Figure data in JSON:
= = = =

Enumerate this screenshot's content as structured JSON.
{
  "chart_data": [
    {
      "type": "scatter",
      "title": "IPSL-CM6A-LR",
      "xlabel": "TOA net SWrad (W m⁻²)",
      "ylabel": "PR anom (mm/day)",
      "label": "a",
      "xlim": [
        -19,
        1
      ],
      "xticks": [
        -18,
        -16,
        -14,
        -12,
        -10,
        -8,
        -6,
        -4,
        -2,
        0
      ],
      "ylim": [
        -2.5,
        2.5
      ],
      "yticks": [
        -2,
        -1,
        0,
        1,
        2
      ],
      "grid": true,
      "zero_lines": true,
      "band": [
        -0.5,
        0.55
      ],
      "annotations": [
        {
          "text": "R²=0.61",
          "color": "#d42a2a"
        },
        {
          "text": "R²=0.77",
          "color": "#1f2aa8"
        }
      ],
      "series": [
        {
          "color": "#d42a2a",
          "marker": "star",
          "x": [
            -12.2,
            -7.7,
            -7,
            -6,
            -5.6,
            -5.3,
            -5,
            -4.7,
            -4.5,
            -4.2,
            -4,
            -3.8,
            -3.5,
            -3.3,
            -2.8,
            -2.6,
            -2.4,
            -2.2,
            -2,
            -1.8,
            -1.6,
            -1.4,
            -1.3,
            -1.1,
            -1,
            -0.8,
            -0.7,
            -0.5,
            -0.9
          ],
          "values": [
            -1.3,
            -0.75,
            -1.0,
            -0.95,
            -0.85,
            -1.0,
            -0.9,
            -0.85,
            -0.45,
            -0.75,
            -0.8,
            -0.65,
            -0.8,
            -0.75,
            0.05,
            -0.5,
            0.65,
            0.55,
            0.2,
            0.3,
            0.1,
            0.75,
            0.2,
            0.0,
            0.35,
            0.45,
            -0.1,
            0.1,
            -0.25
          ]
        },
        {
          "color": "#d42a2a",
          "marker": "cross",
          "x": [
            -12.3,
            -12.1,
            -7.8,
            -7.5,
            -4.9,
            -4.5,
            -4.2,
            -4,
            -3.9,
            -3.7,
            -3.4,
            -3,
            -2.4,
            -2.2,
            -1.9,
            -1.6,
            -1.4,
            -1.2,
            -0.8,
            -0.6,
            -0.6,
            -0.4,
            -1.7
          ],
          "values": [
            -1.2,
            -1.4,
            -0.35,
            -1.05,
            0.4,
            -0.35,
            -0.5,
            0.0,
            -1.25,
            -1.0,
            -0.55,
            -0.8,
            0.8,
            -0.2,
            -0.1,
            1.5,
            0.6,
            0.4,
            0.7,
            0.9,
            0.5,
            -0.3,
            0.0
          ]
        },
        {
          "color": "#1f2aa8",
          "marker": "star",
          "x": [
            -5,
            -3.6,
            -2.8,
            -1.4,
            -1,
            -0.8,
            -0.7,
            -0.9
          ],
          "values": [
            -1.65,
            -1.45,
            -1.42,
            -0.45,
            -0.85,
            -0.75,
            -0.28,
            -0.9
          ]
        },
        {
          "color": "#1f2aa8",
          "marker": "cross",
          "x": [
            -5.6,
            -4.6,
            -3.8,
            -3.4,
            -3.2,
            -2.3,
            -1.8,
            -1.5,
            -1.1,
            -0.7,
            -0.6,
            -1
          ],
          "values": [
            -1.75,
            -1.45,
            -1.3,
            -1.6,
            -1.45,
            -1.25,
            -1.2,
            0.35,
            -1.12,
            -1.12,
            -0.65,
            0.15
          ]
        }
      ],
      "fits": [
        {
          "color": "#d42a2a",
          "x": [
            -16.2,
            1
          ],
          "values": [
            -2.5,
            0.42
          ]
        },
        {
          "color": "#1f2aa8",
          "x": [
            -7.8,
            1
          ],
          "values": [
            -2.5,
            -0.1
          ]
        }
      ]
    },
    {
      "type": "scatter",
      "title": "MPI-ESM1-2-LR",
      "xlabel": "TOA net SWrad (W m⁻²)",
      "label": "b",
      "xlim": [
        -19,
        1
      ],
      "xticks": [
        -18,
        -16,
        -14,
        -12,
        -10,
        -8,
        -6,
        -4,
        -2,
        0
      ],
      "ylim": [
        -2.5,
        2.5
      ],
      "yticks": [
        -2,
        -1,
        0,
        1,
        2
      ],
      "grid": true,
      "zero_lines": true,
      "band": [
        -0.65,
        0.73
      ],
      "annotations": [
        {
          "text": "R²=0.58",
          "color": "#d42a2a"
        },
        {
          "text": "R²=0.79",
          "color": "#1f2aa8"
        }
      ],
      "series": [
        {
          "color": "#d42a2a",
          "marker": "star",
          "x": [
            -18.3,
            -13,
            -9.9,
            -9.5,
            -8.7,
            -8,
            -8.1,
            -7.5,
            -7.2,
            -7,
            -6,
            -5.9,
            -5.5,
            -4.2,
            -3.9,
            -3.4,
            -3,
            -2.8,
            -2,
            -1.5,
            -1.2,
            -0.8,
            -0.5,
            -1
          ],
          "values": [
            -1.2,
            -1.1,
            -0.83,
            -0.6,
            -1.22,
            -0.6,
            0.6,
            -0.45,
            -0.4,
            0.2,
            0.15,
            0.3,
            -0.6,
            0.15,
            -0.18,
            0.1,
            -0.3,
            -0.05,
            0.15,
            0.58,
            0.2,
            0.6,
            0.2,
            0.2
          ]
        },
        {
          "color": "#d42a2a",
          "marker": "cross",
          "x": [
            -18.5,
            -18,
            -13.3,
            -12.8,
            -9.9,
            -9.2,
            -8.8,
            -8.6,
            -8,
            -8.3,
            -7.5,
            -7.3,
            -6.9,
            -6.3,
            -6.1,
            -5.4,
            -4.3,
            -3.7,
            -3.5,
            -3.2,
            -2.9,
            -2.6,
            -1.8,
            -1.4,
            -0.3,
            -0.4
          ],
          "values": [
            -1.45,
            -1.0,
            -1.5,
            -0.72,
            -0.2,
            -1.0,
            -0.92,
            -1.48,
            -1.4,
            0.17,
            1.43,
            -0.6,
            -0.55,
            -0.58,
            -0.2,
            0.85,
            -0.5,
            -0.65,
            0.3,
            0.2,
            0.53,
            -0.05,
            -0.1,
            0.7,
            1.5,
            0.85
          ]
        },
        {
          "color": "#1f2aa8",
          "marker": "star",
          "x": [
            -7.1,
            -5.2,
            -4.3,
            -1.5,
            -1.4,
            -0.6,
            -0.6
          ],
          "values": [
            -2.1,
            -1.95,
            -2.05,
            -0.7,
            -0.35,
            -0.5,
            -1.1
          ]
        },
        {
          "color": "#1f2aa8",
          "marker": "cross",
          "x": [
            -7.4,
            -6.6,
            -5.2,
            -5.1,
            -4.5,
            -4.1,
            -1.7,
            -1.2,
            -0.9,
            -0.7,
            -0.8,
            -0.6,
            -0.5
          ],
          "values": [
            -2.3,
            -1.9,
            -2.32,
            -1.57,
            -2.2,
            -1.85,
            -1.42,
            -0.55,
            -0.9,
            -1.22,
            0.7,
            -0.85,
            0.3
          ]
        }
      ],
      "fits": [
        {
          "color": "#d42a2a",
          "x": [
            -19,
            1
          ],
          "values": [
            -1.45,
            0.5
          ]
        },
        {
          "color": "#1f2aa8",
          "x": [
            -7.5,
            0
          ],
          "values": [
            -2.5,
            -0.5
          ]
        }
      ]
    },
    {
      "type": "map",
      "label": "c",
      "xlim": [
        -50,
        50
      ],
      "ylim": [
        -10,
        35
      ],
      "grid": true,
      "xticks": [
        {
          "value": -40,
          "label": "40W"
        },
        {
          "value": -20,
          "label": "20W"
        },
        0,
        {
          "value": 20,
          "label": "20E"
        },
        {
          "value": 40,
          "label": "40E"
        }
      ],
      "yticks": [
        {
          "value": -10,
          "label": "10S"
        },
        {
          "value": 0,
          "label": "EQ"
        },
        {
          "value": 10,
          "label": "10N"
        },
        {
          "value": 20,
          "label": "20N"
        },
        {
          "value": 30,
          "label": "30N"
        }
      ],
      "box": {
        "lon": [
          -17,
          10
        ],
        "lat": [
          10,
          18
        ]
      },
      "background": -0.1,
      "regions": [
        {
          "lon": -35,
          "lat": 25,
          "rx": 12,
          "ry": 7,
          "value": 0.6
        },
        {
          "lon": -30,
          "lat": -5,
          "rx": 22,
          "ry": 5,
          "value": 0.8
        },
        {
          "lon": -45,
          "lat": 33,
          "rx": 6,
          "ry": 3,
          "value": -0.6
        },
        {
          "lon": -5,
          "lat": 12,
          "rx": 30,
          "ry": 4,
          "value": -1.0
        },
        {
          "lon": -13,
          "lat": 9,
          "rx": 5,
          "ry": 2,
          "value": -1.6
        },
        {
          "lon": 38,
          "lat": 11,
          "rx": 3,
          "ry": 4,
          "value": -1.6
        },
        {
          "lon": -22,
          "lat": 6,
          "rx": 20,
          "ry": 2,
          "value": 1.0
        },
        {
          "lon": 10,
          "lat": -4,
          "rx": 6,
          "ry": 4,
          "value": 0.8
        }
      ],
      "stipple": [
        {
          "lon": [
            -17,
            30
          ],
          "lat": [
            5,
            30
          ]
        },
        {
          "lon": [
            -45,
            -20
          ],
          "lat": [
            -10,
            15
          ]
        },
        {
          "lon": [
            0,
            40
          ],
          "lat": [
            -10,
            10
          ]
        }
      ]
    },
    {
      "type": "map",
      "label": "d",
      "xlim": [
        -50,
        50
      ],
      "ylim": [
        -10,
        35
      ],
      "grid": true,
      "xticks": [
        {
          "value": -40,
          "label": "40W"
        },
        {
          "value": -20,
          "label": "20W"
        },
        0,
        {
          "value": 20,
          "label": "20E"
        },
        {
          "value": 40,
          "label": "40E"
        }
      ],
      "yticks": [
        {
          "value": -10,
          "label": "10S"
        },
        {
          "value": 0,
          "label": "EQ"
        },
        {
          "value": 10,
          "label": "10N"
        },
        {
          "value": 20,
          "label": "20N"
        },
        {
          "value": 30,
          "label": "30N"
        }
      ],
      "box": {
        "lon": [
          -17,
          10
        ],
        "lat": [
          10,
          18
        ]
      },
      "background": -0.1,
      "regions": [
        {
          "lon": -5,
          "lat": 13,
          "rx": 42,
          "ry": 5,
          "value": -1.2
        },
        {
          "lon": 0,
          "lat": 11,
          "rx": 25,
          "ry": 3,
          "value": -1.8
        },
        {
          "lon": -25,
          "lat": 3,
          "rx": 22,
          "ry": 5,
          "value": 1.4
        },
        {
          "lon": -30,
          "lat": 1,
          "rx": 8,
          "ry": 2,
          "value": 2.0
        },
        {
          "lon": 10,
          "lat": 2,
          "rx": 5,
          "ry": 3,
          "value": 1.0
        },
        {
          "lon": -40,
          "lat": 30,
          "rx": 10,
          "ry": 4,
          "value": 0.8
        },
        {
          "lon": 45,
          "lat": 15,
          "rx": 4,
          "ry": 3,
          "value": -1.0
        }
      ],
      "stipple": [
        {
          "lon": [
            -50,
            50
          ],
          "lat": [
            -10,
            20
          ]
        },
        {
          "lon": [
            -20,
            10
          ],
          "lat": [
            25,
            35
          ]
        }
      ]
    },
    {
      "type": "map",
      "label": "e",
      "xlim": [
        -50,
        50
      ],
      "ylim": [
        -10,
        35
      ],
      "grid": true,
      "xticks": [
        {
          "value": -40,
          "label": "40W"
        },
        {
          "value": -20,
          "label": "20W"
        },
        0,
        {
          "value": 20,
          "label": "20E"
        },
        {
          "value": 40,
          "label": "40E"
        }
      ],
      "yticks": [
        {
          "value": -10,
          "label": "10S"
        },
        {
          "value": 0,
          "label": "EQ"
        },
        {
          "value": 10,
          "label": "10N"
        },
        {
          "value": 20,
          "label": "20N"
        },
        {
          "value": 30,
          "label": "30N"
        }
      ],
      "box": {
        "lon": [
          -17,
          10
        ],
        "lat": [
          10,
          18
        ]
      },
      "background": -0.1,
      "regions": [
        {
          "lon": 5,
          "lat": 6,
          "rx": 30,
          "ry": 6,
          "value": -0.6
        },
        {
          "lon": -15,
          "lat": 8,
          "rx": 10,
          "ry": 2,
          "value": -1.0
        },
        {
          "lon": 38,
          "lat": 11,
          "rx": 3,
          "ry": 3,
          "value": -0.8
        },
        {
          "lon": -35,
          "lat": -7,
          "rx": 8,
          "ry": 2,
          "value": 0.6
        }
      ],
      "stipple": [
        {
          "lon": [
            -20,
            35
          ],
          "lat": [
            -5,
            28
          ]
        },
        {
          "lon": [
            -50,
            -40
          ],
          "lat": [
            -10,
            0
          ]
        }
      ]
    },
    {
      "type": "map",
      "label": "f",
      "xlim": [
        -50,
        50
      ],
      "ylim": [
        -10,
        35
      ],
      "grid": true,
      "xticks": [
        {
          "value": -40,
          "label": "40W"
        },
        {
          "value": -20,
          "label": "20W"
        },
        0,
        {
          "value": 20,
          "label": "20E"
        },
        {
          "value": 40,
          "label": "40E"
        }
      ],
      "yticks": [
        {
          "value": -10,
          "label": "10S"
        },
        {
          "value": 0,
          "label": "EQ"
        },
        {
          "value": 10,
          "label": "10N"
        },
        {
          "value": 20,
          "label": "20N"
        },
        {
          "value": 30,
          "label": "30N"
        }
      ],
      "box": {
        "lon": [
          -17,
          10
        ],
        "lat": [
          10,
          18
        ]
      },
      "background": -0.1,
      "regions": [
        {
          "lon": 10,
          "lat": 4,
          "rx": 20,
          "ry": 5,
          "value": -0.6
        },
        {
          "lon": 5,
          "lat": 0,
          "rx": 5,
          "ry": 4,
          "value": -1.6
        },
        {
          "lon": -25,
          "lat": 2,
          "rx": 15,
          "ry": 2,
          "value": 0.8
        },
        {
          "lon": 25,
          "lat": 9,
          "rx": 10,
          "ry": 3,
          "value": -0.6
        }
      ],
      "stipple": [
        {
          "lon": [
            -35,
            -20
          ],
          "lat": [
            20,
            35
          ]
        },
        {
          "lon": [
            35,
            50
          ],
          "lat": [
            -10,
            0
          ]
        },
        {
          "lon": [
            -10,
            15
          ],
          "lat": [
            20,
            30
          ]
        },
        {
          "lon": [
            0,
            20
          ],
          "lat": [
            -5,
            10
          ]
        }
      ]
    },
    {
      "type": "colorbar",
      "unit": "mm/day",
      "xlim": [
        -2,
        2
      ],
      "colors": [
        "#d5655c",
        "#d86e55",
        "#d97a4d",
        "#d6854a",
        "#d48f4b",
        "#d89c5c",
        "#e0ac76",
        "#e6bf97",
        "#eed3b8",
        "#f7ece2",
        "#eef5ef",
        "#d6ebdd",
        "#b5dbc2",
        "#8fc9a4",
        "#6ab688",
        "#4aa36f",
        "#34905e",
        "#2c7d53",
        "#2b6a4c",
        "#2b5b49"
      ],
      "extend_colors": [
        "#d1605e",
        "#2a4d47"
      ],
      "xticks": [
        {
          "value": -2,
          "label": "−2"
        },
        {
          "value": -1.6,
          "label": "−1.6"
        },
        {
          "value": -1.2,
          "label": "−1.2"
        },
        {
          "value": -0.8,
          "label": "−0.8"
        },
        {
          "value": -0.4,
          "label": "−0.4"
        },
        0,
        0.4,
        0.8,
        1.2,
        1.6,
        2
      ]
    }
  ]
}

= = = =

→ Instructions to follow:
Which lines hold the word "title"? Copy each of them from the records.

→ Exercise result:
      "title": "IPSL-CM6A-LR",
      "title": "MPI-ESM1-2-LR",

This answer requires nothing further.